** start Material for this exercise **
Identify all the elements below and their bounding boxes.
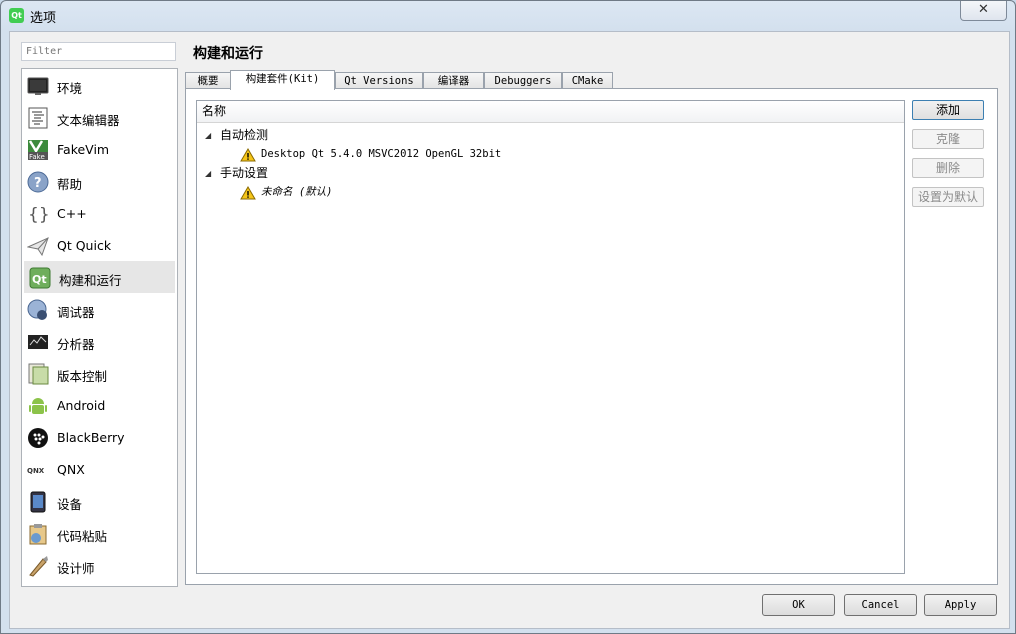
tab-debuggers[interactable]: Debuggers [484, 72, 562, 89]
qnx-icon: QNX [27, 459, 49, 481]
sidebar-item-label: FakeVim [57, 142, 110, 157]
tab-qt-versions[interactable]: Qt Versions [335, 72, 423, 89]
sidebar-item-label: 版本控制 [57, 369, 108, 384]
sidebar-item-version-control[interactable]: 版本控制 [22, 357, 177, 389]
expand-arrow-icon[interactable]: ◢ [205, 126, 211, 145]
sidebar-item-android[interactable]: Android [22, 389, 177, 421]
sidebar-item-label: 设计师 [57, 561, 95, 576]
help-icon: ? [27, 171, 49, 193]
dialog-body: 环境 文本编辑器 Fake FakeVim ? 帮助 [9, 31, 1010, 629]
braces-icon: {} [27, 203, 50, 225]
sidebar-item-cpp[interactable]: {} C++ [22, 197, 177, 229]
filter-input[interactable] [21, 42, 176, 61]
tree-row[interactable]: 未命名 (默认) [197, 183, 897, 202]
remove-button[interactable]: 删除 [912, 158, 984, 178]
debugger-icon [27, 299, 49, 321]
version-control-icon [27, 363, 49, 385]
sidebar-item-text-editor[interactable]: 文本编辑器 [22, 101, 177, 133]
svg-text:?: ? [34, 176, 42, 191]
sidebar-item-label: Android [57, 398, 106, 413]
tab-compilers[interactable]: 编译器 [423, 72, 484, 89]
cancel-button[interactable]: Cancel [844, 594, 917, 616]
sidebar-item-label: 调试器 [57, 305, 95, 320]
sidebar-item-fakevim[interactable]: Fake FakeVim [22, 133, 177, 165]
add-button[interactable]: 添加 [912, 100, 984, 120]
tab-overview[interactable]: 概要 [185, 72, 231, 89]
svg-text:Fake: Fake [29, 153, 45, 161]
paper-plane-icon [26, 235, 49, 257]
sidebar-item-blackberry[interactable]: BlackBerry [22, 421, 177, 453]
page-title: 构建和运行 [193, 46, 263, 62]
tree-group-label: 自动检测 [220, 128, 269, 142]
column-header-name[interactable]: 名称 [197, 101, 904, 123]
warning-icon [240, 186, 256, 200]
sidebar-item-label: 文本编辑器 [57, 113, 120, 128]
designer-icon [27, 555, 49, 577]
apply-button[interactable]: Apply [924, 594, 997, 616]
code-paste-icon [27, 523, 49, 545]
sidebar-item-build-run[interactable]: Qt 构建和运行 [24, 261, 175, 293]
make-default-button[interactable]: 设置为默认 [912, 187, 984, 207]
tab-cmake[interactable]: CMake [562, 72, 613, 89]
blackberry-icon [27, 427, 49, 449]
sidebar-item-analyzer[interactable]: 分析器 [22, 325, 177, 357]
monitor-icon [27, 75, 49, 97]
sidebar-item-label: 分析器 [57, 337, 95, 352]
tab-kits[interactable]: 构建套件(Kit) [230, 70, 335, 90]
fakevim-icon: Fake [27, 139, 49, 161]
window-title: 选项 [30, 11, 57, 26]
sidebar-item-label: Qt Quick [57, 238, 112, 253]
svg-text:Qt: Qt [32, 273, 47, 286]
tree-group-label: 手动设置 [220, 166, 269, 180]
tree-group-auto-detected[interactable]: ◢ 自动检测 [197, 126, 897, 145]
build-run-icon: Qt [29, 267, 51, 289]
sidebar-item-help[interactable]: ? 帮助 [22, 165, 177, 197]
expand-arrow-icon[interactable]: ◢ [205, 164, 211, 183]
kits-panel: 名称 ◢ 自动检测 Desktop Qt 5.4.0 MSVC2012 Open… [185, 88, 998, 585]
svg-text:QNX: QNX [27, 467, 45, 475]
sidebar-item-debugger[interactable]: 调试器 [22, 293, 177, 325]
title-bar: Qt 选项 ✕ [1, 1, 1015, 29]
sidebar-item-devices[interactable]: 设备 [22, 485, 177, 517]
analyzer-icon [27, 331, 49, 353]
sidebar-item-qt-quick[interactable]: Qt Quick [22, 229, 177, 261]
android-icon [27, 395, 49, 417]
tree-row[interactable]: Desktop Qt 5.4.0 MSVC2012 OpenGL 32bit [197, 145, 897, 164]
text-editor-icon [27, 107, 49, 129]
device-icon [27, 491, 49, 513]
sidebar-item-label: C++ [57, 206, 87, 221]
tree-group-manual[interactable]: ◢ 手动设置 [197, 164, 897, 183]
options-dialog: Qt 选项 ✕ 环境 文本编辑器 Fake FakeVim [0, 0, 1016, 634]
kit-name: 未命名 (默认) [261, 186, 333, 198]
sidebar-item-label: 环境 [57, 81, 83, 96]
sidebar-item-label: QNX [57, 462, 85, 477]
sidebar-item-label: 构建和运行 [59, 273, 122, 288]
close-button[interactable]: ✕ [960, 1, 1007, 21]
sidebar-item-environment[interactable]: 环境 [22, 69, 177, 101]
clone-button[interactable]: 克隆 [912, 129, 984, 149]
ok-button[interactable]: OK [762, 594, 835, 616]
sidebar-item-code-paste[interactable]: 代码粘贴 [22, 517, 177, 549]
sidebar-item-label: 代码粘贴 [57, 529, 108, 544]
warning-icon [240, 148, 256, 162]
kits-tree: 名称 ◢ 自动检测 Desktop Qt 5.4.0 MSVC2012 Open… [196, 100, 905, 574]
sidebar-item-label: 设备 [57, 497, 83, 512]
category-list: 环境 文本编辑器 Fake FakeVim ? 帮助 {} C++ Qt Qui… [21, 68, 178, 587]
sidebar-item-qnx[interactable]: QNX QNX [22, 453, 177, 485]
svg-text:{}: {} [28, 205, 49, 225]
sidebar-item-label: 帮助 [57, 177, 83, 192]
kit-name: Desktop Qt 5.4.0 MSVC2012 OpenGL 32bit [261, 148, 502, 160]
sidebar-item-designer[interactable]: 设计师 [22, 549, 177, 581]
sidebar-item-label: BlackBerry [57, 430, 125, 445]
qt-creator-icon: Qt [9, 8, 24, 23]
** end Material for this exercise **
> [Task statement]: Write out all of the data above line for line with nothing changed, but leave out the pictures.

> [Response]:
Identify all the elements below and their bounding boxes.
tab-debuggers[interactable]: Debuggers [484, 72, 562, 89]
qnx-icon: QNX [27, 459, 49, 481]
sidebar-item-label: FakeVim [57, 142, 110, 157]
tab-qt-versions[interactable]: Qt Versions [335, 72, 423, 89]
sidebar-item-label: 版本控制 [57, 369, 108, 384]
sidebar-item-version-control[interactable]: 版本控制 [22, 357, 177, 389]
expand-arrow-icon[interactable]: ◢ [205, 126, 211, 145]
sidebar-item-android[interactable]: Android [22, 389, 177, 421]
sidebar-item-label: 设计师 [57, 561, 95, 576]
help-icon: ? [27, 171, 49, 193]
dialog-body: 环境 文本编辑器 Fake FakeVim ? 帮助 [9, 31, 1010, 629]
braces-icon: {} [27, 203, 50, 225]
sidebar-item-cpp[interactable]: {} C++ [22, 197, 177, 229]
filter-input[interactable] [21, 42, 176, 61]
tree-row[interactable]: 未命名 (默认) [197, 183, 897, 202]
remove-button[interactable]: 删除 [912, 158, 984, 178]
debugger-icon [27, 299, 49, 321]
version-control-icon [27, 363, 49, 385]
sidebar-item-text-editor[interactable]: 文本编辑器 [22, 101, 177, 133]
svg-text:?: ? [34, 176, 42, 191]
sidebar-item-label: Android [57, 398, 106, 413]
tab-compilers[interactable]: 编译器 [423, 72, 484, 89]
cancel-button[interactable]: Cancel [844, 594, 917, 616]
sidebar-item-label: 调试器 [57, 305, 95, 320]
sidebar-item-fakevim[interactable]: Fake FakeVim [22, 133, 177, 165]
add-button[interactable]: 添加 [912, 100, 984, 120]
tab-overview[interactable]: 概要 [185, 72, 231, 89]
svg-text:Fake: Fake [29, 153, 45, 161]
paper-plane-icon [26, 235, 49, 257]
sidebar-item-blackberry[interactable]: BlackBerry [22, 421, 177, 453]
page-title: 构建和运行 [193, 46, 263, 62]
tree-group-label: 自动检测 [220, 128, 269, 142]
column-header-name[interactable]: 名称 [197, 101, 904, 123]
warning-icon [240, 186, 256, 200]
sidebar-item-label: 文本编辑器 [57, 113, 120, 128]
designer-icon [27, 555, 49, 577]
apply-button[interactable]: Apply [924, 594, 997, 616]
code-paste-icon [27, 523, 49, 545]
sidebar-item-build-run[interactable]: Qt 构建和运行 [24, 261, 175, 293]
make-default-button[interactable]: 设置为默认 [912, 187, 984, 207]
tab-cmake[interactable]: CMake [562, 72, 613, 89]
blackberry-icon [27, 427, 49, 449]
sidebar-item-analyzer[interactable]: 分析器 [22, 325, 177, 357]
monitor-icon [27, 75, 49, 97]
sidebar-item-label: 分析器 [57, 337, 95, 352]
tab-kits[interactable]: 构建套件(Kit) [230, 70, 335, 90]
fakevim-icon: Fake [27, 139, 49, 161]
window-title: 选项 [30, 11, 57, 26]
sidebar-item-label: Qt Quick [57, 238, 112, 253]
svg-text:Qt: Qt [32, 273, 47, 286]
tree-group-label: 手动设置 [220, 166, 269, 180]
tree-group-auto-detected[interactable]: ◢ 自动检测 [197, 126, 897, 145]
build-run-icon: Qt [29, 267, 51, 289]
sidebar-item-help[interactable]: ? 帮助 [22, 165, 177, 197]
expand-arrow-icon[interactable]: ◢ [205, 164, 211, 183]
kits-panel: 名称 ◢ 自动检测 Desktop Qt 5.4.0 MSVC2012 Open… [185, 88, 998, 585]
svg-text:QNX: QNX [27, 467, 45, 475]
sidebar-item-debugger[interactable]: 调试器 [22, 293, 177, 325]
title-bar: Qt 选项 ✕ [1, 1, 1015, 29]
sidebar-item-devices[interactable]: 设备 [22, 485, 177, 517]
analyzer-icon [27, 331, 49, 353]
sidebar-item-qt-quick[interactable]: Qt Quick [22, 229, 177, 261]
android-icon [27, 395, 49, 417]
tree-row[interactable]: Desktop Qt 5.4.0 MSVC2012 OpenGL 32bit [197, 145, 897, 164]
text-editor-icon [27, 107, 49, 129]
device-icon [27, 491, 49, 513]
sidebar-item-label: C++ [57, 206, 87, 221]
tree-group-manual[interactable]: ◢ 手动设置 [197, 164, 897, 183]
options-dialog: Qt 选项 ✕ 环境 文本编辑器 Fake FakeVim [0, 0, 1016, 634]
kit-name: 未命名 (默认) [261, 186, 333, 198]
sidebar-item-label: 环境 [57, 81, 83, 96]
sidebar-item-label: QNX [57, 462, 85, 477]
sidebar-item-label: 构建和运行 [59, 273, 122, 288]
close-button[interactable]: ✕ [960, 1, 1007, 21]
sidebar-item-environment[interactable]: 环境 [22, 69, 177, 101]
clone-button[interactable]: 克隆 [912, 129, 984, 149]
ok-button[interactable]: OK [762, 594, 835, 616]
sidebar-item-code-paste[interactable]: 代码粘贴 [22, 517, 177, 549]
sidebar-item-label: 代码粘贴 [57, 529, 108, 544]
warning-icon [240, 148, 256, 162]
kits-tree: 名称 ◢ 自动检测 Desktop Qt 5.4.0 MSVC2012 Open… [196, 100, 905, 574]
sidebar-item-label: 设备 [57, 497, 83, 512]
category-list: 环境 文本编辑器 Fake FakeVim ? 帮助 {} C++ Qt Qui… [21, 68, 178, 587]
sidebar-item-qnx[interactable]: QNX QNX [22, 453, 177, 485]
svg-text:{}: {} [28, 205, 49, 225]
sidebar-item-label: 帮助 [57, 177, 83, 192]
kit-name: Desktop Qt 5.4.0 MSVC2012 OpenGL 32bit [261, 148, 502, 160]
sidebar-item-designer[interactable]: 设计师 [22, 549, 177, 581]
sidebar-item-label: BlackBerry [57, 430, 125, 445]
qt-creator-icon: Qt [9, 8, 24, 23]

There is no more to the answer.